Dataset records:
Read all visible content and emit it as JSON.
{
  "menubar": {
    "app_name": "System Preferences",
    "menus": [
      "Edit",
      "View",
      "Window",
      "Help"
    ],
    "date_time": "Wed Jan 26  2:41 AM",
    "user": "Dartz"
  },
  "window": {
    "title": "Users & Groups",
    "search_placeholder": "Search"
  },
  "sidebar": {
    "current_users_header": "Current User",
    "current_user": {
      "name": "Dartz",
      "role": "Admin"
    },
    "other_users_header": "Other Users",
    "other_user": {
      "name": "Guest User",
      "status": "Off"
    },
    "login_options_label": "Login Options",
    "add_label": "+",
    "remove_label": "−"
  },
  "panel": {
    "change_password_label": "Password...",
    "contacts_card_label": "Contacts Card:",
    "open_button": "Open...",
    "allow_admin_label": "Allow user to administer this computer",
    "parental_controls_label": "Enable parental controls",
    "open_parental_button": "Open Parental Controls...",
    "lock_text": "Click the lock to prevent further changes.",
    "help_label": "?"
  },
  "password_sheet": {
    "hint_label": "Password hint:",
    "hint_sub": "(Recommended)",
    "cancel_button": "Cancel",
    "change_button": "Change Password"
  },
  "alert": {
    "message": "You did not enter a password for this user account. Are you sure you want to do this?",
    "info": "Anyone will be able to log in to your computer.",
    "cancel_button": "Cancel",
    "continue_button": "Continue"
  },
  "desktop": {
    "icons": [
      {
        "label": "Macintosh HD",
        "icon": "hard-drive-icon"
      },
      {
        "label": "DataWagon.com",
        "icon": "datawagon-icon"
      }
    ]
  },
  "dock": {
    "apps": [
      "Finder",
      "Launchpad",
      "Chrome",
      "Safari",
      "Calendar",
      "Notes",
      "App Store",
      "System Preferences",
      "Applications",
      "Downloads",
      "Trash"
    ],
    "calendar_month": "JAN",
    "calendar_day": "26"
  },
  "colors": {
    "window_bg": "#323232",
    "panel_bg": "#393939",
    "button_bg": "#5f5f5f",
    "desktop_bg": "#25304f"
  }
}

AIM: Copy every line of the listing that includes the string "this".

FULL SOLUTION:
    "allow_admin_label": "Allow user to administer this computer",
    "message": "You did not enter a password for this user account. Are you sure you want to do this?",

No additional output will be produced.